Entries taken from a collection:
---*---

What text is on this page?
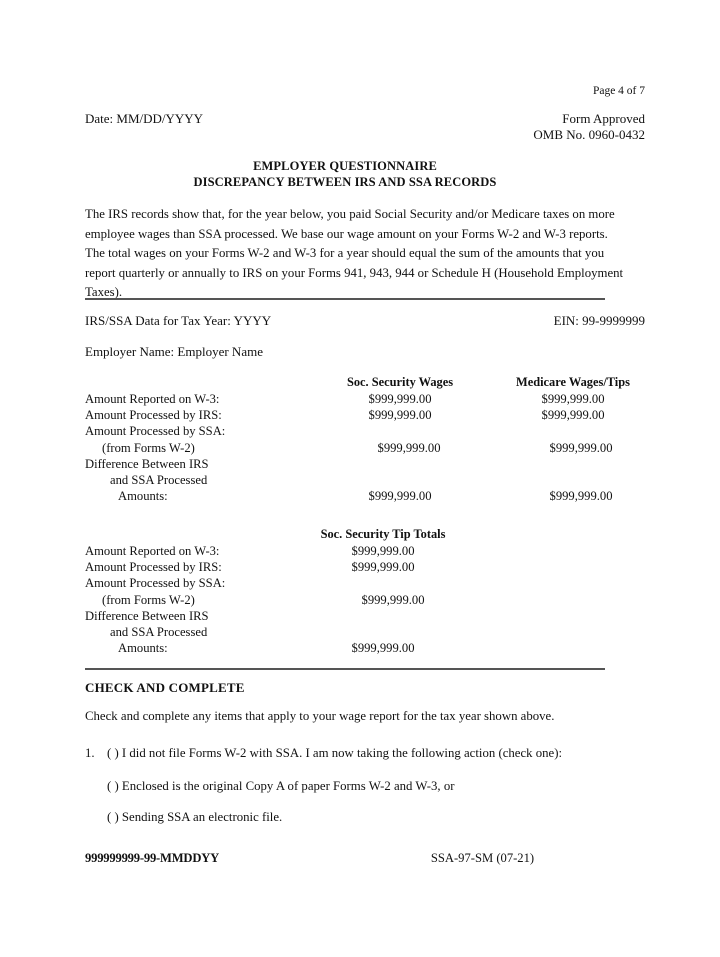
Page 4 of 7
Date: MM/DD/YYYY	Form Approved
OMB No. 0960-0432
EMPLOYER QUESTIONNAIRE
DISCREPANCY BETWEEN IRS AND SSA RECORDS
The IRS records show that, for the year below, you paid Social Security and/or Medicare taxes on more employee wages than SSA processed. We base our wage amount on your Forms W-2 and W-3 reports. The total wages on your Forms W-2 and W-3 for a year should equal the sum of the amounts that you report quarterly or annually to IRS on your Forms 941, 943, 944 or Schedule H (Household Employment Taxes).
IRS/SSA Data for Tax Year: YYYY	EIN: 99-9999999
Employer Name: Employer Name
Soc. Security Wages	Medicare Wages/Tips
Amount Reported on W-3:	$999,999.00	$999,999.00
Amount Processed by IRS:	$999,999.00	$999,999.00
Amount Processed by SSA:
(from Forms W-2)	$999,999.00	$999,999.00
Difference Between IRS
and SSA Processed
Amounts:	$999,999.00	$999,999.00
Soc. Security Tip Totals
Amount Reported on W-3:	$999,999.00
Amount Processed by IRS:	$999,999.00
Amount Processed by SSA:
(from Forms W-2)	$999,999.00
Difference Between IRS
and SSA Processed
Amounts:	$999,999.00
CHECK AND COMPLETE
Check and complete any items that apply to your wage report for the tax year shown above.
1. ( ) I did not file Forms W-2 with SSA. I am now taking the following action (check one):
( ) Enclosed is the original Copy A of paper Forms W-2 and W-3, or
( ) Sending SSA an electronic file.
999999999-99-MMDDYY	SSA-97-SM (07-21)
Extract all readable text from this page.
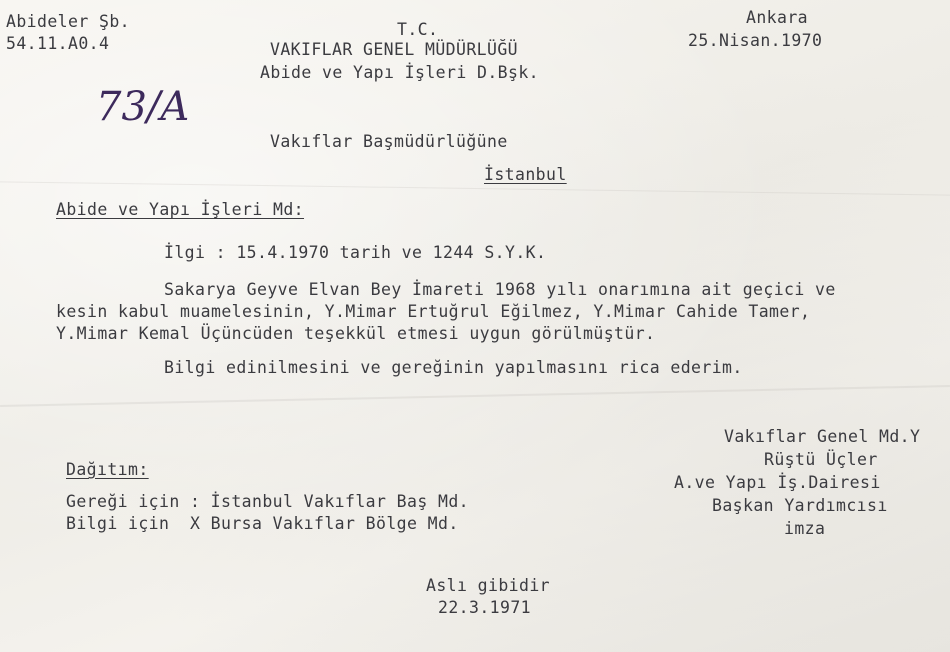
Abideler Şb.
54.11.A0.4
73/A
T.C.
VAKIFLAR GENEL MÜDÜRLÜĞÜ
Abide ve Yapı İşleri D.Bşk.
Ankara
25.Nisan.1970
Vakıflar Başmüdürlüğüne
İstanbul
Abide ve Yapı İşleri Md:
İlgi : 15.4.1970 tarih ve 1244 S.Y.K.
Sakarya Geyve Elvan Bey İmareti 1968 yılı onarımına ait geçici ve
kesin kabul muamelesinin, Y.Mimar Ertuğrul Eğilmez, Y.Mimar Cahide Tamer,
Y.Mimar Kemal Üçüncüden teşekkül etmesi uygun görülmüştür.
Bilgi edinilmesini ve gereğinin yapılmasını rica ederim.
Vakıflar Genel Md.Y
Rüştü Üçler
A.ve Yapı İş.Dairesi
Başkan Yardımcısı
imza
Dağıtım:
Gereği için : İstanbul Vakıflar Baş Md.
Bilgi için  X Bursa Vakıflar Bölge Md.
Aslı gibidir
22.3.1971
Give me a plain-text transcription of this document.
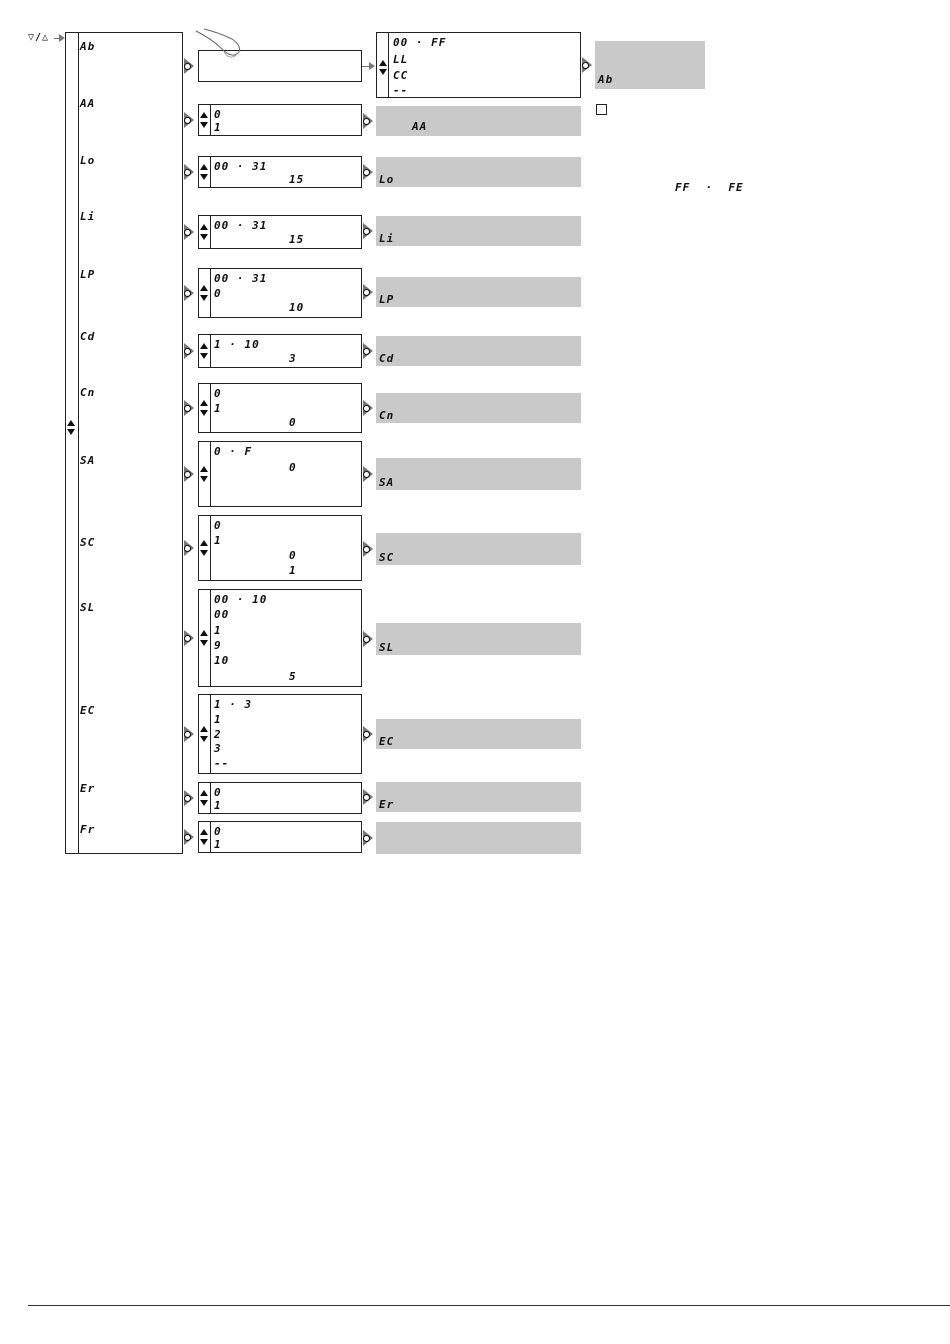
▽/△
Ab
AA
Lo
Li
LP
Cd
Cn
SA
SC
SL
EC
Er
Fr
0
1	AA
00 · 31
15	Lo
00 · 31
15	Li
00 · 31
0
10
LP
1 · 10
3	Cd
0
1
0
Cn
0 · F
0
SA
0
1
0
1
SC
00 · 10
00
1
9
10
5
SL
1 · 3
1
2
3
--
EC
0
1	Er
0
1
00 · FF
LL
CC
--
Ab
FF  ·  FE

---*---

Beginning at the line with "Give me a plain-text" and ending at the last line of the listing above, retype each line exactly, including those two lines. Leave the pictures out.

# Full answer:
Give me a plain-text transcription of this document.
▽/△
Ab
AA
Lo
Li
LP
Cd
Cn
SA
SC
SL
EC
Er
Fr
0
1	AA
00 · 31
15	Lo
00 · 31
15	Li
00 · 31
0
10
LP
1 · 10
3	Cd
0
1
0
Cn
0 · F
0
SA
0
1
0
1
SC
00 · 10
00
1
9
10
5
SL
1 · 3
1
2
3
--
EC
0
1	Er
0
1
00 · FF
LL
CC
--
Ab
FF  ·  FE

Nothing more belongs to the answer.